# WORK REQUIRED
Where does the string "Supporting" appear in the records? Copy every line that contains it.

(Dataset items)

---

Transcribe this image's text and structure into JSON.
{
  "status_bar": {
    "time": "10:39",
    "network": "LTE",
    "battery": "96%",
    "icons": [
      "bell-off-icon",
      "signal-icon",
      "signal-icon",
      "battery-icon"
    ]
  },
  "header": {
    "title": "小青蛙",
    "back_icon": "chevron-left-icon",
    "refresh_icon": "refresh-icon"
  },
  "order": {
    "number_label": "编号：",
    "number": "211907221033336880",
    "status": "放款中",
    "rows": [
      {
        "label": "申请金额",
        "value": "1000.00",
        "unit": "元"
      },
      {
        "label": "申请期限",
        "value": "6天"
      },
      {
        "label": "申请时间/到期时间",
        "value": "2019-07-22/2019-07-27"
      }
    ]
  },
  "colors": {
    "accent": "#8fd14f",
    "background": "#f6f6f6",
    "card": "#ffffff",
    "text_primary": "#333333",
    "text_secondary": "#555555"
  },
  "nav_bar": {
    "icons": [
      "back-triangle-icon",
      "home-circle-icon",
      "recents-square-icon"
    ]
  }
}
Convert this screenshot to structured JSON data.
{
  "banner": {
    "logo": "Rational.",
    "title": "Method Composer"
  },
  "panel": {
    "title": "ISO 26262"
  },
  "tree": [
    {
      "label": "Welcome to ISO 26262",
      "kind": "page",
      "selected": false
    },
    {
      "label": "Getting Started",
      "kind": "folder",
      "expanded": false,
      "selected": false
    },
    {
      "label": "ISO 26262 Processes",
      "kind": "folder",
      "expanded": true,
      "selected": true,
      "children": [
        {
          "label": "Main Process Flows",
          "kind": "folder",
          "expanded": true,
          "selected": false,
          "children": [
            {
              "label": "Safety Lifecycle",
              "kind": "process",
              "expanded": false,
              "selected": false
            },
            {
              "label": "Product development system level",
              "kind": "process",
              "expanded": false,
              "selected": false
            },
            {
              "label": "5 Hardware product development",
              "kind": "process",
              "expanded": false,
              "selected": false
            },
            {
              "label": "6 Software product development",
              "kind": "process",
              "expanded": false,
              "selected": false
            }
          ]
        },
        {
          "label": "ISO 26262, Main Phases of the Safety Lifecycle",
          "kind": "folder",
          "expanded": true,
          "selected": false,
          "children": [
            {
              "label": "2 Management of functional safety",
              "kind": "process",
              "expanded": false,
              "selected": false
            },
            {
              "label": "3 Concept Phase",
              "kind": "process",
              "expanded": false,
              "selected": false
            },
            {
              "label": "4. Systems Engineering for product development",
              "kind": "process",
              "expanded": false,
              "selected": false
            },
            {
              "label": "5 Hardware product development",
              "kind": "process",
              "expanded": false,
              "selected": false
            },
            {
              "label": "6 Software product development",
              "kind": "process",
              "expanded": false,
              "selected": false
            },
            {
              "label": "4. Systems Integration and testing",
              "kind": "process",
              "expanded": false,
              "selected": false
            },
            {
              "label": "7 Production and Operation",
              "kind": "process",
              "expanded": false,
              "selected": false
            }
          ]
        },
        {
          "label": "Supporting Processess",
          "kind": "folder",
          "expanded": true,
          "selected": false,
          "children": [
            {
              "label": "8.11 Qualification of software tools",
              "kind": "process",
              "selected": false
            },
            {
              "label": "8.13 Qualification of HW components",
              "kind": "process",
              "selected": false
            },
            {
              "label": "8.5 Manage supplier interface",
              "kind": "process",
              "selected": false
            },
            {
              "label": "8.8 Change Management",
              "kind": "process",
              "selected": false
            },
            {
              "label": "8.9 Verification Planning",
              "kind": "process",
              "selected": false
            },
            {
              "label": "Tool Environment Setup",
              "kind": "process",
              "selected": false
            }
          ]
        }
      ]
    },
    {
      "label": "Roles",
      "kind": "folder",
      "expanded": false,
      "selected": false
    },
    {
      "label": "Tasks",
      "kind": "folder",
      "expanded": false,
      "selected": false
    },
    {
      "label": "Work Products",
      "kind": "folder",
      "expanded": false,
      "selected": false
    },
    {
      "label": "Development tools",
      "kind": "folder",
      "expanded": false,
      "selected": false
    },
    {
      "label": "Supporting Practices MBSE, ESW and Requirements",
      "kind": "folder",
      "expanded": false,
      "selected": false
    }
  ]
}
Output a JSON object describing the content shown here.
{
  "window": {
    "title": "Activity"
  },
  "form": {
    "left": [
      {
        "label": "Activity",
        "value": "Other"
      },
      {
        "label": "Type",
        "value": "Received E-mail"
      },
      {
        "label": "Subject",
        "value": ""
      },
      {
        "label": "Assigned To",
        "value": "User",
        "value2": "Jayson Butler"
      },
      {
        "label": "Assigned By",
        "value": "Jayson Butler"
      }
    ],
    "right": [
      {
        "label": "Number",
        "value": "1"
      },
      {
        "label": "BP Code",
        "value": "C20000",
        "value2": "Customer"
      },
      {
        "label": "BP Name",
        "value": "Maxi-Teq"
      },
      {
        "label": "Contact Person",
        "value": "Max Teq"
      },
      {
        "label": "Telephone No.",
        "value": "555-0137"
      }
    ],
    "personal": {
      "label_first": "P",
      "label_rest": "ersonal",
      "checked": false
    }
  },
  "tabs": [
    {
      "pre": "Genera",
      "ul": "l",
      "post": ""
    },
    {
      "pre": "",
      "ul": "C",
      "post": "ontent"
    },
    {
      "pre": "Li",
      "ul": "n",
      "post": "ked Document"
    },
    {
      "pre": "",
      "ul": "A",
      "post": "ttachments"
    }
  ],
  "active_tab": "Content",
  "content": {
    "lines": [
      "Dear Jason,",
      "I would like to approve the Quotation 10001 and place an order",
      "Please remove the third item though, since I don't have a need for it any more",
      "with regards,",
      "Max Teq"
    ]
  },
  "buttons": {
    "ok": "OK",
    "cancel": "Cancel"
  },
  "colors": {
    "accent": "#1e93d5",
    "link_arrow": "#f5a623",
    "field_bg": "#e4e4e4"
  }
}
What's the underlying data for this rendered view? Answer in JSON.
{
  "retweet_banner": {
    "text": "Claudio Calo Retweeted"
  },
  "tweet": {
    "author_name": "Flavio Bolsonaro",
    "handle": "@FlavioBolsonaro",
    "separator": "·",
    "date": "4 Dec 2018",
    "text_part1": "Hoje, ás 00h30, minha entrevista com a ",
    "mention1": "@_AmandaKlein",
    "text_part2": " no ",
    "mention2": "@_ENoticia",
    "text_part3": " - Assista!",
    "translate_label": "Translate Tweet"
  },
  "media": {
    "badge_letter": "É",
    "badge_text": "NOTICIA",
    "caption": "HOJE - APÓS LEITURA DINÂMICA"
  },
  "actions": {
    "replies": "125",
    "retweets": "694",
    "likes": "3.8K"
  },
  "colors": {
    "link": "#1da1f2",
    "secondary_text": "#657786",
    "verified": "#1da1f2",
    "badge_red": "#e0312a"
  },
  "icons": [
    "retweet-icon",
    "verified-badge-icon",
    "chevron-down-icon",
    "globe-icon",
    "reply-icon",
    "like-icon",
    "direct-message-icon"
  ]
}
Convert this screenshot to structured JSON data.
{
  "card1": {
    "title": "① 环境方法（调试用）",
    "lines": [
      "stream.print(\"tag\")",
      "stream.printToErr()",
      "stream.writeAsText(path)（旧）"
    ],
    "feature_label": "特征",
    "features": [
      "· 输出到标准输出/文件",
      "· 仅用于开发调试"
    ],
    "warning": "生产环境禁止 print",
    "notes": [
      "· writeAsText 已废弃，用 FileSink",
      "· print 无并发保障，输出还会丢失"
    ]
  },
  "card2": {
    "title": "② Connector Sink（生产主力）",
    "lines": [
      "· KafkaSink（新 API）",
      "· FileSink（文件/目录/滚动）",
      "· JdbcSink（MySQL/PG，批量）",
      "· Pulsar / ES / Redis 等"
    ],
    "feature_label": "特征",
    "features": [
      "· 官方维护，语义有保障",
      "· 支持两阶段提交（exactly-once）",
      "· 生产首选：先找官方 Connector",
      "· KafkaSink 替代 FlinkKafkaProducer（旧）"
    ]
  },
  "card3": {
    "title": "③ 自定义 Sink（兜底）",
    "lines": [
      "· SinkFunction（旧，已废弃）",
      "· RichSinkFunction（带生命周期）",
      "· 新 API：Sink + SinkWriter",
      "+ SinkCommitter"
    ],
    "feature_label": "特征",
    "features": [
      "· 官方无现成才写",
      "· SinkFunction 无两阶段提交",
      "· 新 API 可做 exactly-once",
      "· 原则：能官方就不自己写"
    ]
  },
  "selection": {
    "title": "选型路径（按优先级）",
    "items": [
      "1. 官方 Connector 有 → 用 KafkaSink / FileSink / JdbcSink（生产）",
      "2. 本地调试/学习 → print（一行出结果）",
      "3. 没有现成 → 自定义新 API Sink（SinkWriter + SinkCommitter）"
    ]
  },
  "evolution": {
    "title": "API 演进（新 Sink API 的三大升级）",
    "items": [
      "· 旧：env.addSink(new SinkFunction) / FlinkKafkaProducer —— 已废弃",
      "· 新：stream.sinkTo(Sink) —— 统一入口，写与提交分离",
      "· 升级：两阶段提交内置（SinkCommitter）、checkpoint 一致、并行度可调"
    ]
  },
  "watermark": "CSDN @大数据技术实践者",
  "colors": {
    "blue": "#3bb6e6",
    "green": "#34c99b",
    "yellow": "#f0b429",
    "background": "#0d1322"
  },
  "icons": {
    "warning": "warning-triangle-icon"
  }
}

---

# EXERCISE ANSWER
          "label": "Supporting Processess",
      "label": "Supporting Practices MBSE, ESW and Requirements",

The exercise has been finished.